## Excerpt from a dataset
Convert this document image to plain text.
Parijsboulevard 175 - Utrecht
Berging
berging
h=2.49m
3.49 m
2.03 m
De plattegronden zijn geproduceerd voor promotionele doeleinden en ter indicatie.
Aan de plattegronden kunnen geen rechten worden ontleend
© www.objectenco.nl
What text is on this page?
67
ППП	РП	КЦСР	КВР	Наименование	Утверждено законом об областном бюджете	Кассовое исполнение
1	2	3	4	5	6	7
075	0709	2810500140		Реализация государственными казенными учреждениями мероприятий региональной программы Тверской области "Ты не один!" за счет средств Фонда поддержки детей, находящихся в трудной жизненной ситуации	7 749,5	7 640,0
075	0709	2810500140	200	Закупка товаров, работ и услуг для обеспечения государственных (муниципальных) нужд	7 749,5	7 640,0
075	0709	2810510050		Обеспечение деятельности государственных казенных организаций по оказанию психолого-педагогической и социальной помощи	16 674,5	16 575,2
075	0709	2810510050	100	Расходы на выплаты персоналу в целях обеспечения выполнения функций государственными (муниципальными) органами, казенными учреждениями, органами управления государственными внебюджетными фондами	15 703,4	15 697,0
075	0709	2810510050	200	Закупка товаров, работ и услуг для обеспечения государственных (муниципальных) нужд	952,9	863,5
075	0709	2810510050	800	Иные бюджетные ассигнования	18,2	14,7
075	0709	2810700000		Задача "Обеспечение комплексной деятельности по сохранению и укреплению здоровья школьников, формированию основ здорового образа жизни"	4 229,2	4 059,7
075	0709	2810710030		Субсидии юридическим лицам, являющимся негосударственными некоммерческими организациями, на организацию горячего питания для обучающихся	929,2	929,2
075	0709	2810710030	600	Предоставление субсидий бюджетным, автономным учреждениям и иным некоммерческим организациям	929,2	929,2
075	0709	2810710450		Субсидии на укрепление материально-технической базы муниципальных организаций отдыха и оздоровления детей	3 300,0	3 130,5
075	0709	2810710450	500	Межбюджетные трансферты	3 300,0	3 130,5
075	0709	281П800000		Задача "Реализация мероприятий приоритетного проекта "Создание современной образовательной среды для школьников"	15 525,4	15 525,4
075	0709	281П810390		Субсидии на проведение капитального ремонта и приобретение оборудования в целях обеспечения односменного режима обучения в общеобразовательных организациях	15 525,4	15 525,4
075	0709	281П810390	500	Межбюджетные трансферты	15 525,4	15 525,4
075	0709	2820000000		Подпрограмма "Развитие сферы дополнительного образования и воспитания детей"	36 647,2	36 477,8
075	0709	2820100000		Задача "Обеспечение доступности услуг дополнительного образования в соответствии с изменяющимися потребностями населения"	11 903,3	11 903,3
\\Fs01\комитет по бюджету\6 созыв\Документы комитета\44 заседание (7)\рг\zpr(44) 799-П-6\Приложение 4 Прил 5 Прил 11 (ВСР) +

## INSTRUCTIONS FOR THE TASK
Give all the entries again exactly; leave none out.

## RESPONSE FOR THIS EXERCISE
Convert this document image to plain text.
Parijsboulevard 175 - Utrecht
Berging
berging
h=2.49m
3.49 m
2.03 m
De plattegronden zijn geproduceerd voor promotionele doeleinden en ter indicatie.
Aan de plattegronden kunnen geen rechten worden ontleend
© www.objectenco.nl
What text is on this page?
67
ППП	РП	КЦСР	КВР	Наименование	Утверждено законом об областном бюджете	Кассовое исполнение
1	2	3	4	5	6	7
075	0709	2810500140		Реализация государственными казенными учреждениями мероприятий региональной программы Тверской области "Ты не один!" за счет средств Фонда поддержки детей, находящихся в трудной жизненной ситуации	7 749,5	7 640,0
075	0709	2810500140	200	Закупка товаров, работ и услуг для обеспечения государственных (муниципальных) нужд	7 749,5	7 640,0
075	0709	2810510050		Обеспечение деятельности государственных казенных организаций по оказанию психолого-педагогической и социальной помощи	16 674,5	16 575,2
075	0709	2810510050	100	Расходы на выплаты персоналу в целях обеспечения выполнения функций государственными (муниципальными) органами, казенными учреждениями, органами управления государственными внебюджетными фондами	15 703,4	15 697,0
075	0709	2810510050	200	Закупка товаров, работ и услуг для обеспечения государственных (муниципальных) нужд	952,9	863,5
075	0709	2810510050	800	Иные бюджетные ассигнования	18,2	14,7
075	0709	2810700000		Задача "Обеспечение комплексной деятельности по сохранению и укреплению здоровья школьников, формированию основ здорового образа жизни"	4 229,2	4 059,7
075	0709	2810710030		Субсидии юридическим лицам, являющимся негосударственными некоммерческими организациями, на организацию горячего питания для обучающихся	929,2	929,2
075	0709	2810710030	600	Предоставление субсидий бюджетным, автономным учреждениям и иным некоммерческим организациям	929,2	929,2
075	0709	2810710450		Субсидии на укрепление материально-технической базы муниципальных организаций отдыха и оздоровления детей	3 300,0	3 130,5
075	0709	2810710450	500	Межбюджетные трансферты	3 300,0	3 130,5
075	0709	281П800000		Задача "Реализация мероприятий приоритетного проекта "Создание современной образовательной среды для школьников"	15 525,4	15 525,4
075	0709	281П810390		Субсидии на проведение капитального ремонта и приобретение оборудования в целях обеспечения односменного режима обучения в общеобразовательных организациях	15 525,4	15 525,4
075	0709	281П810390	500	Межбюджетные трансферты	15 525,4	15 525,4
075	0709	2820000000		Подпрограмма "Развитие сферы дополнительного образования и воспитания детей"	36 647,2	36 477,8
075	0709	2820100000		Задача "Обеспечение доступности услуг дополнительного образования в соответствии с изменяющимися потребностями населения"	11 903,3	11 903,3
\\Fs01\комитет по бюджету\6 созыв\Документы комитета\44 заседание (7)\рг\zpr(44) 799-П-6\Приложение 4 Прил 5 Прил 11 (ВСР) +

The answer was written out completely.